::: RECORDS TO USE

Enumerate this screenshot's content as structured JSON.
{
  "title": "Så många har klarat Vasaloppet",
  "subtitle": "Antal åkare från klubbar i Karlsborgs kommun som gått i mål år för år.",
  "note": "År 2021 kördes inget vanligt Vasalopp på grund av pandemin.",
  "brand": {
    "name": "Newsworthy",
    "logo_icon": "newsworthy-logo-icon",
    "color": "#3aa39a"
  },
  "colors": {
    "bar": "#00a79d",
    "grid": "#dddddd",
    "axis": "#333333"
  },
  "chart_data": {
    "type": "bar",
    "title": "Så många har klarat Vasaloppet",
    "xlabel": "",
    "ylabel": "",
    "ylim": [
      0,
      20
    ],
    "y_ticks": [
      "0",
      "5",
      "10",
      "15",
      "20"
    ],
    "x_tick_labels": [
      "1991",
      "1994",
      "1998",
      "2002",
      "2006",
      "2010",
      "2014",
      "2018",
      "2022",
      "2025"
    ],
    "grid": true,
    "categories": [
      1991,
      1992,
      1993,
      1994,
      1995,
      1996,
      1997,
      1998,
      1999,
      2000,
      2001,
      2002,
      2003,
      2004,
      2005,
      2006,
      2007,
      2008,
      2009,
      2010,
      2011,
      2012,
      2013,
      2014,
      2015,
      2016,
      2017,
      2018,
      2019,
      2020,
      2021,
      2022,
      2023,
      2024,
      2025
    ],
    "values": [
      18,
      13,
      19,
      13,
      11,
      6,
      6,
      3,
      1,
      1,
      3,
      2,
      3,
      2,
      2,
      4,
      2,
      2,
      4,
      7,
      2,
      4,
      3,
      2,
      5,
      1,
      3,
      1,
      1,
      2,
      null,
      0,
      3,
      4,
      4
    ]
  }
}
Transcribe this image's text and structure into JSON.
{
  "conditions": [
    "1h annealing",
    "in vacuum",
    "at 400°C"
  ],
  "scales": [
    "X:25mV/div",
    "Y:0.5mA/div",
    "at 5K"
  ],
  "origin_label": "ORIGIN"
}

::::::

**WHAT YOU HAVE TO DO**
Extract the full listing and reproduce each line exactly.

**SOLUTION TO THE EXERCISE**
Enumerate this screenshot's content as structured JSON.
{
  "title": "Så många har klarat Vasaloppet",
  "subtitle": "Antal åkare från klubbar i Karlsborgs kommun som gått i mål år för år.",
  "note": "År 2021 kördes inget vanligt Vasalopp på grund av pandemin.",
  "brand": {
    "name": "Newsworthy",
    "logo_icon": "newsworthy-logo-icon",
    "color": "#3aa39a"
  },
  "colors": {
    "bar": "#00a79d",
    "grid": "#dddddd",
    "axis": "#333333"
  },
  "chart_data": {
    "type": "bar",
    "title": "Så många har klarat Vasaloppet",
    "xlabel": "",
    "ylabel": "",
    "ylim": [
      0,
      20
    ],
    "y_ticks": [
      "0",
      "5",
      "10",
      "15",
      "20"
    ],
    "x_tick_labels": [
      "1991",
      "1994",
      "1998",
      "2002",
      "2006",
      "2010",
      "2014",
      "2018",
      "2022",
      "2025"
    ],
    "grid": true,
    "categories": [
      1991,
      1992,
      1993,
      1994,
      1995,
      1996,
      1997,
      1998,
      1999,
      2000,
      2001,
      2002,
      2003,
      2004,
      2005,
      2006,
      2007,
      2008,
      2009,
      2010,
      2011,
      2012,
      2013,
      2014,
      2015,
      2016,
      2017,
      2018,
      2019,
      2020,
      2021,
      2022,
      2023,
      2024,
      2025
    ],
    "values": [
      18,
      13,
      19,
      13,
      11,
      6,
      6,
      3,
      1,
      1,
      3,
      2,
      3,
      2,
      2,
      4,
      2,
      2,
      4,
      7,
      2,
      4,
      3,
      2,
      5,
      1,
      3,
      1,
      1,
      2,
      null,
      0,
      3,
      4,
      4
    ]
  }
}
Transcribe this image's text and structure into JSON.
{
  "conditions": [
    "1h annealing",
    "in vacuum",
    "at 400°C"
  ],
  "scales": [
    "X:25mV/div",
    "Y:0.5mA/div",
    "at 5K"
  ],
  "origin_label": "ORIGIN"
}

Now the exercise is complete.